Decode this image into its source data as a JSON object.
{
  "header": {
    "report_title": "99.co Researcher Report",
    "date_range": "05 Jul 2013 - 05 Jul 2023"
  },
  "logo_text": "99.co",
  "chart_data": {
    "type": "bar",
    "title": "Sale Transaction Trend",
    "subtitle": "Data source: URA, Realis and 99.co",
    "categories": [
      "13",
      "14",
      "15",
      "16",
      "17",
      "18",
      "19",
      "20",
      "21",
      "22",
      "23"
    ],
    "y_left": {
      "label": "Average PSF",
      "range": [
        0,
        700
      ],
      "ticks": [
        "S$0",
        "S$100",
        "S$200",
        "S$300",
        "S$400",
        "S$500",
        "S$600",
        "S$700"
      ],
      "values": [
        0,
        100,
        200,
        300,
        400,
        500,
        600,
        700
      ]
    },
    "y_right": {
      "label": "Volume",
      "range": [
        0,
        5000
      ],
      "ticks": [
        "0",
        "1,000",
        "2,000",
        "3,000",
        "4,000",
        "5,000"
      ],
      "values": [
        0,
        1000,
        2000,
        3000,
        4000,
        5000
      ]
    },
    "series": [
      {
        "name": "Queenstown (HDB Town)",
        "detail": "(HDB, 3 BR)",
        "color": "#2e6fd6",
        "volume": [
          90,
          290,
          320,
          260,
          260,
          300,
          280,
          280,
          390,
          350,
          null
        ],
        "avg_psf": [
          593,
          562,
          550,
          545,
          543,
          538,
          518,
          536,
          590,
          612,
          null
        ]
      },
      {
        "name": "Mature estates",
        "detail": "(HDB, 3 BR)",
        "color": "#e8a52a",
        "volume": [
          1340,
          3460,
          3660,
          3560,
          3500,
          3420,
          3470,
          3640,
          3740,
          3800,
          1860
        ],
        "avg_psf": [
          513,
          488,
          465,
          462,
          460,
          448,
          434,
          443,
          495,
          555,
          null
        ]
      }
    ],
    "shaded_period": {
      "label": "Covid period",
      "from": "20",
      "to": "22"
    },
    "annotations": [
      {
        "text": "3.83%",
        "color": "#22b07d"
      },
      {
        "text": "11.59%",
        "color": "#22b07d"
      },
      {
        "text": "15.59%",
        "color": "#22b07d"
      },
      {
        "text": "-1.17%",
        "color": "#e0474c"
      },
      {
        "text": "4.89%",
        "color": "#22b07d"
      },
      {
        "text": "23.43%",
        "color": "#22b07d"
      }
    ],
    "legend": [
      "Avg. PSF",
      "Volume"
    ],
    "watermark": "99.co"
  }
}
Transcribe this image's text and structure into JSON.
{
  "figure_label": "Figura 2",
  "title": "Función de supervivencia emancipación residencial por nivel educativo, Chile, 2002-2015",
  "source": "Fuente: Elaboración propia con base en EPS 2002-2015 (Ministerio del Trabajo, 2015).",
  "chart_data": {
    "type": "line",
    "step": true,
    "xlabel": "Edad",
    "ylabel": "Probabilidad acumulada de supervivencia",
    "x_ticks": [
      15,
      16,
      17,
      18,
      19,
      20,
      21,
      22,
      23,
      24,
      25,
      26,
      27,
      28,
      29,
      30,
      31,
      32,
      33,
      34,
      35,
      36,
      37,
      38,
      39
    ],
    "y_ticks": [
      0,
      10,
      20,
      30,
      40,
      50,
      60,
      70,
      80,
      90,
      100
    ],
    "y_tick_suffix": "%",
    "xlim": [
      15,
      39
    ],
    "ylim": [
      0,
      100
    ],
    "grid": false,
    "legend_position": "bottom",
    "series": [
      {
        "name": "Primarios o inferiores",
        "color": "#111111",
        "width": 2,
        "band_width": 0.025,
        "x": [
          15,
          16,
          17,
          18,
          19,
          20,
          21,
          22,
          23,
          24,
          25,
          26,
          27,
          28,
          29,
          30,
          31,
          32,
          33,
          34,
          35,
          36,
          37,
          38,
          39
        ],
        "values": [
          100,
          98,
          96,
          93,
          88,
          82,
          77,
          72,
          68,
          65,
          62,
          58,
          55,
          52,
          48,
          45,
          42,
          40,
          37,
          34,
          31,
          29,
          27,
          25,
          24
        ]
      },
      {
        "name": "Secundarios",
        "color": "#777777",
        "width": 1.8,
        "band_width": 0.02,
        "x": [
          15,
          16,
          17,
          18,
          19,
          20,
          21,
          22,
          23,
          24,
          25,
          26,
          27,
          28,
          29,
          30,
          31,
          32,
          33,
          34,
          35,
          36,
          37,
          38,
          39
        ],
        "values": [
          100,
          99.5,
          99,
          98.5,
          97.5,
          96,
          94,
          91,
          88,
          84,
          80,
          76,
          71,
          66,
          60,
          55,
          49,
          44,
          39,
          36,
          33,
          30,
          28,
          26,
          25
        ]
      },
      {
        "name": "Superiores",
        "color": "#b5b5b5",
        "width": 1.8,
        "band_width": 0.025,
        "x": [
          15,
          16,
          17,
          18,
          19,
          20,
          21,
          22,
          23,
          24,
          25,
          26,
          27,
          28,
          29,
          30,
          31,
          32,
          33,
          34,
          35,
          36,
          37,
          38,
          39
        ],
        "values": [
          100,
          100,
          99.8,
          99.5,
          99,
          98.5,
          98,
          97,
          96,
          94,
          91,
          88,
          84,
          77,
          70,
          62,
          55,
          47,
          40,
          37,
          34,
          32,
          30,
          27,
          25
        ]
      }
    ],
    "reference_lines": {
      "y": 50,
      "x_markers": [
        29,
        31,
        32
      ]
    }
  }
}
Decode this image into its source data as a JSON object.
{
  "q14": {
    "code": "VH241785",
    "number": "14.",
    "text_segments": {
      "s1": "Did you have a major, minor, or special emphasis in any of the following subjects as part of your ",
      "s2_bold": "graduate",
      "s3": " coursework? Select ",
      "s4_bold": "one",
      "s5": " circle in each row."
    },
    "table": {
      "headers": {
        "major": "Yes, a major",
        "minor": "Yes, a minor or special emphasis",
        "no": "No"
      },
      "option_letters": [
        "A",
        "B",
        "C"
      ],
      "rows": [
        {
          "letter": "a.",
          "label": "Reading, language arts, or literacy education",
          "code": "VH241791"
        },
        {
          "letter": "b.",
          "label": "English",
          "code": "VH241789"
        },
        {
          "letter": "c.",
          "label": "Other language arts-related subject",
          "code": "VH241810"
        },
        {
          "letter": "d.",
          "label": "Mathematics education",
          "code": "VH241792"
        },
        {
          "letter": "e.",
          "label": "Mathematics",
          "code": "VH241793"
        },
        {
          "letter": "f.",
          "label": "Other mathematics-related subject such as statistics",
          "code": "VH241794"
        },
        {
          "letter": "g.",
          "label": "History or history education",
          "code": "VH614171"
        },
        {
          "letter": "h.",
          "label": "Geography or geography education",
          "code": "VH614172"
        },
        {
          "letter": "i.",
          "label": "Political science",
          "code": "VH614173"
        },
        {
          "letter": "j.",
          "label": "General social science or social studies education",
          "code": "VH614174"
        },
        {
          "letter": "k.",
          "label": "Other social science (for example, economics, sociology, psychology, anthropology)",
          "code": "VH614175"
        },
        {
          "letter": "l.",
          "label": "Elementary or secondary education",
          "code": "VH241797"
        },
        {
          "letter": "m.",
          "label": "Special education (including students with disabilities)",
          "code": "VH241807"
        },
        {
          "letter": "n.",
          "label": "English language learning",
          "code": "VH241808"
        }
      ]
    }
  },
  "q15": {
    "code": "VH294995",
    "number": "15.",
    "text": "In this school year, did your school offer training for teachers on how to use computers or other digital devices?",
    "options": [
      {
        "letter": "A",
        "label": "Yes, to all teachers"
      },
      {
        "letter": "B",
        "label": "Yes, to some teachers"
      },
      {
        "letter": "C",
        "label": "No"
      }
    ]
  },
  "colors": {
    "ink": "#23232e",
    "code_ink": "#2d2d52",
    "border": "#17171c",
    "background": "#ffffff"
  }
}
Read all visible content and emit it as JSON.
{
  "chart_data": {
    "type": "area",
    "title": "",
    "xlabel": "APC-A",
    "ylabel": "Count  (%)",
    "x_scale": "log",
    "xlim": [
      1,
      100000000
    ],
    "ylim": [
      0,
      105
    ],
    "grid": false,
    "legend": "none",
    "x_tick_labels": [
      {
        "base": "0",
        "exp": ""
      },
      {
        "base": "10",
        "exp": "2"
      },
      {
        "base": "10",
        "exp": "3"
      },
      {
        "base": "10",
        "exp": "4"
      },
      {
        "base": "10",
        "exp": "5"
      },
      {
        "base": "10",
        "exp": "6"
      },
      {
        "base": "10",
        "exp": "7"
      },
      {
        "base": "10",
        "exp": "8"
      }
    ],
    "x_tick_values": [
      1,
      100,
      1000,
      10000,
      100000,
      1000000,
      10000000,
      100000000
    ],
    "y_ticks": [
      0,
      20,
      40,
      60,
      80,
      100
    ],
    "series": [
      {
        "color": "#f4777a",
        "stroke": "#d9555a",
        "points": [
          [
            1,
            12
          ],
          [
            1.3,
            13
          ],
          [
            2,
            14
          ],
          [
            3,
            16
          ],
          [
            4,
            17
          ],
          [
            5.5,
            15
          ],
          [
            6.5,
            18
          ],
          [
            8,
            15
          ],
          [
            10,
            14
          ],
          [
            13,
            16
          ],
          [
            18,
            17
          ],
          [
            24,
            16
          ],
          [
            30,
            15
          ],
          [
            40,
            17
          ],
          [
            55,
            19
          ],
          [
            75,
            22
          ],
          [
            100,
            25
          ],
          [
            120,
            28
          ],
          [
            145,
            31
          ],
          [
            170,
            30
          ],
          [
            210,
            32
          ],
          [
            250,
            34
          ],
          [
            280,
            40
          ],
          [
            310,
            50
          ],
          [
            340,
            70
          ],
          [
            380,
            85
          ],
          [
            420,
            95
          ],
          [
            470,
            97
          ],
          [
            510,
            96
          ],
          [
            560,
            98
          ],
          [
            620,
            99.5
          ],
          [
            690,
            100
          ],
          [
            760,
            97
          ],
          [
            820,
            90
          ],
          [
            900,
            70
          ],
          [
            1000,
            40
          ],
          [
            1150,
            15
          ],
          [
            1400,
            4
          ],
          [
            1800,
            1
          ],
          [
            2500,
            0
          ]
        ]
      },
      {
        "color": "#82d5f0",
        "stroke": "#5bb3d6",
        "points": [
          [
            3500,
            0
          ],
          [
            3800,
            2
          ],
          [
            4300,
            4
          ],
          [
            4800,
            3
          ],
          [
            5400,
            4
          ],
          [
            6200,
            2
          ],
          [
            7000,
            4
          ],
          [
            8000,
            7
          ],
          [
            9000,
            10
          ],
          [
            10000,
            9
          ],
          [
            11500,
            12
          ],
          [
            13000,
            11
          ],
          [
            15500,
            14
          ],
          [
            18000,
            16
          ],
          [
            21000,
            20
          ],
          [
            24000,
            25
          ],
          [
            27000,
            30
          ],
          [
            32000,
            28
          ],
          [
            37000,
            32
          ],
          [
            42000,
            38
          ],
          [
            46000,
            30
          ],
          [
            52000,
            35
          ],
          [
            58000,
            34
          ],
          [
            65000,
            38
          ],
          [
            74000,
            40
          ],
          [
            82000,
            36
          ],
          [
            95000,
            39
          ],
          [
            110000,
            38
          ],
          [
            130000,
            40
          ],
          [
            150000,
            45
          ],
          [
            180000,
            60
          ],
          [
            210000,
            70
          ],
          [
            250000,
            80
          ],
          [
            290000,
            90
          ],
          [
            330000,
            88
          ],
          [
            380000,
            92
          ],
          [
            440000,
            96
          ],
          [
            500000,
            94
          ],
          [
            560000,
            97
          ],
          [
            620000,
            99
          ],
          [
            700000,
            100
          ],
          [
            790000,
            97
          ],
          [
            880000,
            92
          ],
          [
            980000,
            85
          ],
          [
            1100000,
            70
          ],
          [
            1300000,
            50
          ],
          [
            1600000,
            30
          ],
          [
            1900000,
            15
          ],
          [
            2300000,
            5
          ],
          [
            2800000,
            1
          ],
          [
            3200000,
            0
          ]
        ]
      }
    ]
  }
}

^^^^^^^^^^^^^^^^

*What you have to do:* Read through the data and copy every line where "related" shows up.

*Written answer:*
          "label": "Other language arts-related subject",
          "label": "Other mathematics-related subject such as statistics",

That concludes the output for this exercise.